## BEGIN INPUT DATA

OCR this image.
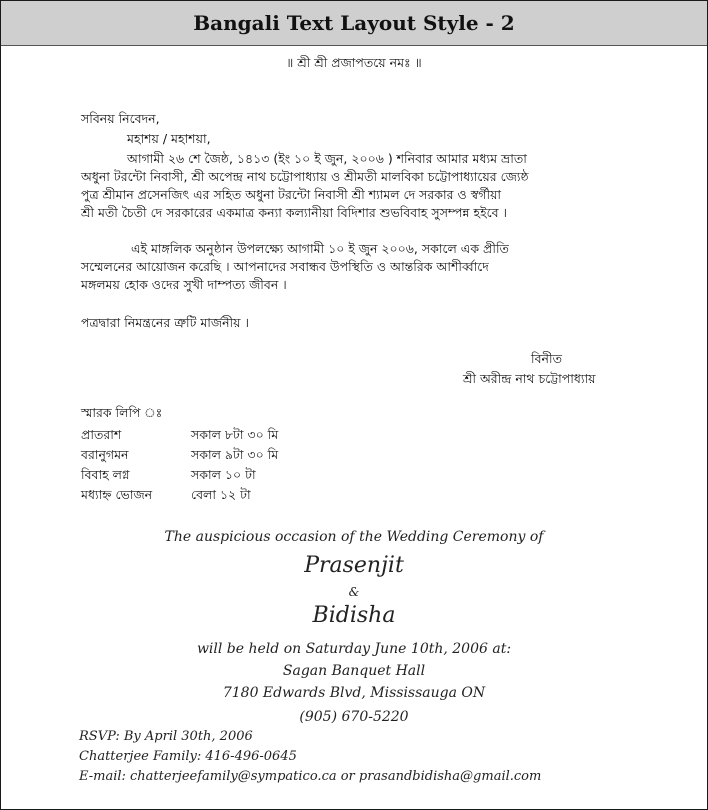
Bangali Text Layout Style - 2
॥ শ্রী শ্রী প্রজাপতয়ে নমঃ ॥
সবিনয় নিবেদন,
মহাশয় / মহাশয়া,
আগামী ২৬ শে জৈষ্ঠ, ১৪১৩ (ইং ১০ ই জুন, ২০০৬ ) শনিবার আমার মধ্যম ভ্রাতা
অধুনা টরন্টো নিবাসী, শ্রী অপেন্দ্র নাথ চট্টোপাধ্যায় ও শ্রীমতী মালবিকা চট্টোপাধ্যায়ের জ্যেষ্ঠ
পুত্র শ্রীমান প্রসেনজিৎ এর সহিত অধুনা টরন্টো নিবাসী শ্রী শ্যামল দে সরকার ও স্বর্গীয়া
শ্রী মতী চৈতী দে সরকারের একমাত্র কন্যা কল্যানীয়া বিদিশার শুভবিবাহ সুসম্পন্ন হইবে ।
এই মাঙ্গলিক অনুষ্ঠান উপলক্ষ্যে আগামী ১০ ই জুন ২০০৬, সকালে এক প্রীতি
সম্মেলনের আয়োজন করেছি । আপনাদের সবান্ধব উপস্থিতি ও আন্তরিক আশীর্ব্বাদে
মঙ্গলময় হোক ওদের সুখী দাম্পত্য জীবন ।
পত্রদ্বারা নিমন্ত্রনের ত্রুটি মার্জনীয় ।
বিনীত
শ্রী অরীন্দ্র নাথ চট্টোপাধ্যায়
স্মারক লিপি ঃ
প্রাতরাশ	সকাল ৮টা ৩০ মি
বরানুগমন	সকাল ৯টা ৩০ মি
বিবাহ লগ্ন	সকাল ১০ টা
মধ্যাহ্ন ভোজন	বেলা ১২ টা
The auspicious occasion of the Wedding Ceremony of
Prasenjit
&
Bidisha
will be held on Saturday June 10th, 2006 at:
Sagan Banquet Hall
7180 Edwards Blvd, Mississauga ON
(905) 670-5220
RSVP: By April 30th, 2006
Chatterjee Family: 416-496-0645
E-mail: chatterjeefamily@sympatico.ca or prasandbidisha@gmail.com
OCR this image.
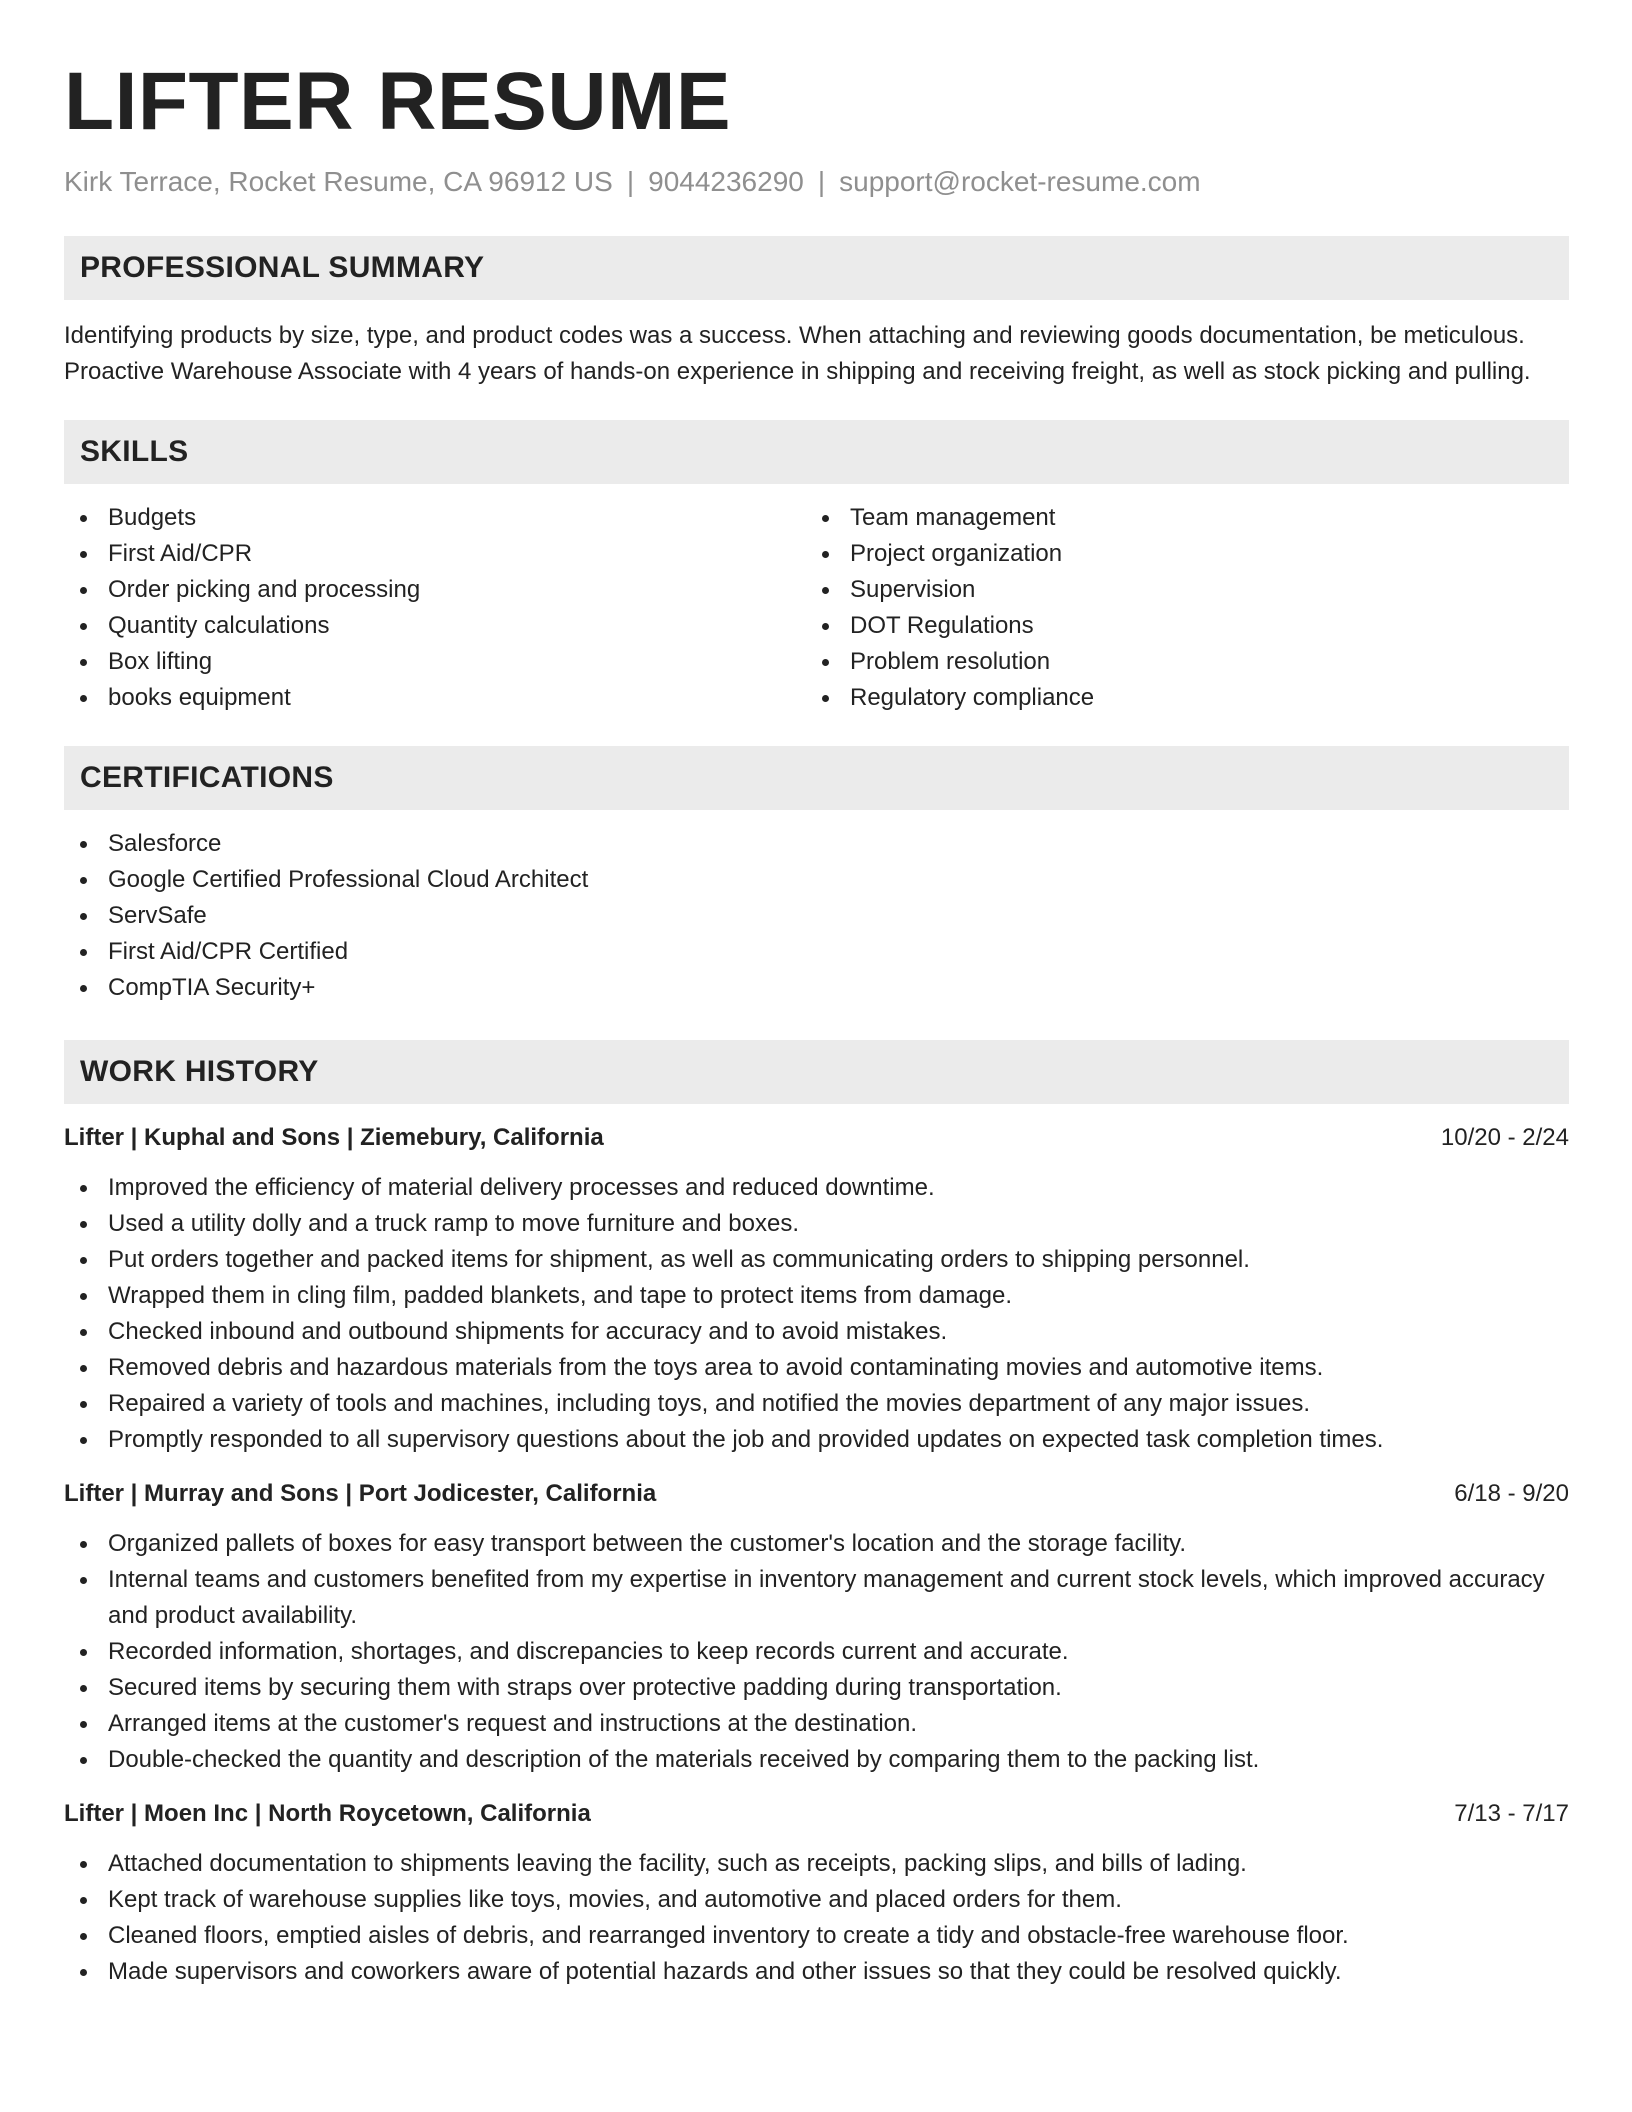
LIFTER RESUME
Kirk Terrace, Rocket Resume, CA 96912 US | 9044236290 | support@rocket-resume.com
PROFESSIONAL SUMMARY

Identifying products by size, type, and product codes was a success. When attaching and reviewing goods documentation, be meticulous. Proactive Warehouse Associate with 4 years of hands-on experience in shipping and receiving freight, as well as stock picking and pulling.

SKILLS
Budgets
First Aid/CPR
Order picking and processing
Quantity calculations
Box lifting
books equipment
Team management
Project organization
Supervision
DOT Regulations
Problem resolution
Regulatory compliance
CERTIFICATIONS
Salesforce
Google Certified Professional Cloud Architect
ServSafe
First Aid/CPR Certified
CompTIA Security+
WORK HISTORY
Lifter | Kuphal and Sons | Ziemebury, California	10/20 - 2/24
Improved the efficiency of material delivery processes and reduced downtime.
Used a utility dolly and a truck ramp to move furniture and boxes.
Put orders together and packed items for shipment, as well as communicating orders to shipping personnel.
Wrapped them in cling film, padded blankets, and tape to protect items from damage.
Checked inbound and outbound shipments for accuracy and to avoid mistakes.
Removed debris and hazardous materials from the toys area to avoid contaminating movies and automotive items.
Repaired a variety of tools and machines, including toys, and notified the movies department of any major issues.
Promptly responded to all supervisory questions about the job and provided updates on expected task completion times.
Lifter | Murray and Sons | Port Jodicester, California	6/18 - 9/20
Organized pallets of boxes for easy transport between the customer's location and the storage facility.
Internal teams and customers benefited from my expertise in inventory management and current stock levels, which improved accuracy and product availability.
Recorded information, shortages, and discrepancies to keep records current and accurate.
Secured items by securing them with straps over protective padding during transportation.
Arranged items at the customer's request and instructions at the destination.
Double-checked the quantity and description of the materials received by comparing them to the packing list.
Lifter | Moen Inc | North Roycetown, California	7/13 - 7/17
Attached documentation to shipments leaving the facility, such as receipts, packing slips, and bills of lading.
Kept track of warehouse supplies like toys, movies, and automotive and placed orders for them.
Cleaned floors, emptied aisles of debris, and rearranged inventory to create a tidy and obstacle-free warehouse floor.
Made supervisors and coworkers aware of potential hazards and other issues so that they could be resolved quickly.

## END INPUT DATA

--- REQUIRED TASK ---
Replicate the material above verbatim; images stay out of the copy.

--- FULL OUTPUT ---
OCR this image.
Bangali Text Layout Style - 2
॥ শ্রী শ্রী প্রজাপতয়ে নমঃ ॥
সবিনয় নিবেদন,
মহাশয় / মহাশয়া,
আগামী ২৬ শে জৈষ্ঠ, ১৪১৩ (ইং ১০ ই জুন, ২০০৬ ) শনিবার আমার মধ্যম ভ্রাতা
অধুনা টরন্টো নিবাসী, শ্রী অপেন্দ্র নাথ চট্টোপাধ্যায় ও শ্রীমতী মালবিকা চট্টোপাধ্যায়ের জ্যেষ্ঠ
পুত্র শ্রীমান প্রসেনজিৎ এর সহিত অধুনা টরন্টো নিবাসী শ্রী শ্যামল দে সরকার ও স্বর্গীয়া
শ্রী মতী চৈতী দে সরকারের একমাত্র কন্যা কল্যানীয়া বিদিশার শুভবিবাহ সুসম্পন্ন হইবে ।
এই মাঙ্গলিক অনুষ্ঠান উপলক্ষ্যে আগামী ১০ ই জুন ২০০৬, সকালে এক প্রীতি
সম্মেলনের আয়োজন করেছি । আপনাদের সবান্ধব উপস্থিতি ও আন্তরিক আশীর্ব্বাদে
মঙ্গলময় হোক ওদের সুখী দাম্পত্য জীবন ।
পত্রদ্বারা নিমন্ত্রনের ত্রুটি মার্জনীয় ।
বিনীত
শ্রী অরীন্দ্র নাথ চট্টোপাধ্যায়
স্মারক লিপি ঃ
প্রাতরাশ	সকাল ৮টা ৩০ মি
বরানুগমন	সকাল ৯টা ৩০ মি
বিবাহ লগ্ন	সকাল ১০ টা
মধ্যাহ্ন ভোজন	বেলা ১২ টা
The auspicious occasion of the Wedding Ceremony of
Prasenjit
&
Bidisha
will be held on Saturday June 10th, 2006 at:
Sagan Banquet Hall
7180 Edwards Blvd, Mississauga ON
(905) 670-5220
RSVP: By April 30th, 2006
Chatterjee Family: 416-496-0645
E-mail: chatterjeefamily@sympatico.ca or prasandbidisha@gmail.com
OCR this image.
LIFTER RESUME
Kirk Terrace, Rocket Resume, CA 96912 US | 9044236290 | support@rocket-resume.com
PROFESSIONAL SUMMARY

Identifying products by size, type, and product codes was a success. When attaching and reviewing goods documentation, be meticulous. Proactive Warehouse Associate with 4 years of hands-on experience in shipping and receiving freight, as well as stock picking and pulling.

SKILLS
Budgets
First Aid/CPR
Order picking and processing
Quantity calculations
Box lifting
books equipment
Team management
Project organization
Supervision
DOT Regulations
Problem resolution
Regulatory compliance
CERTIFICATIONS
Salesforce
Google Certified Professional Cloud Architect
ServSafe
First Aid/CPR Certified
CompTIA Security+
WORK HISTORY
Lifter | Kuphal and Sons | Ziemebury, California	10/20 - 2/24
Improved the efficiency of material delivery processes and reduced downtime.
Used a utility dolly and a truck ramp to move furniture and boxes.
Put orders together and packed items for shipment, as well as communicating orders to shipping personnel.
Wrapped them in cling film, padded blankets, and tape to protect items from damage.
Checked inbound and outbound shipments for accuracy and to avoid mistakes.
Removed debris and hazardous materials from the toys area to avoid contaminating movies and automotive items.
Repaired a variety of tools and machines, including toys, and notified the movies department of any major issues.
Promptly responded to all supervisory questions about the job and provided updates on expected task completion times.
Lifter | Murray and Sons | Port Jodicester, California	6/18 - 9/20
Organized pallets of boxes for easy transport between the customer's location and the storage facility.
Internal teams and customers benefited from my expertise in inventory management and current stock levels, which improved accuracy and product availability.
Recorded information, shortages, and discrepancies to keep records current and accurate.
Secured items by securing them with straps over protective padding during transportation.
Arranged items at the customer's request and instructions at the destination.
Double-checked the quantity and description of the materials received by comparing them to the packing list.
Lifter | Moen Inc | North Roycetown, California	7/13 - 7/17
Attached documentation to shipments leaving the facility, such as receipts, packing slips, and bills of lading.
Kept track of warehouse supplies like toys, movies, and automotive and placed orders for them.
Cleaned floors, emptied aisles of debris, and rearranged inventory to create a tidy and obstacle-free warehouse floor.
Made supervisors and coworkers aware of potential hazards and other issues so that they could be resolved quickly.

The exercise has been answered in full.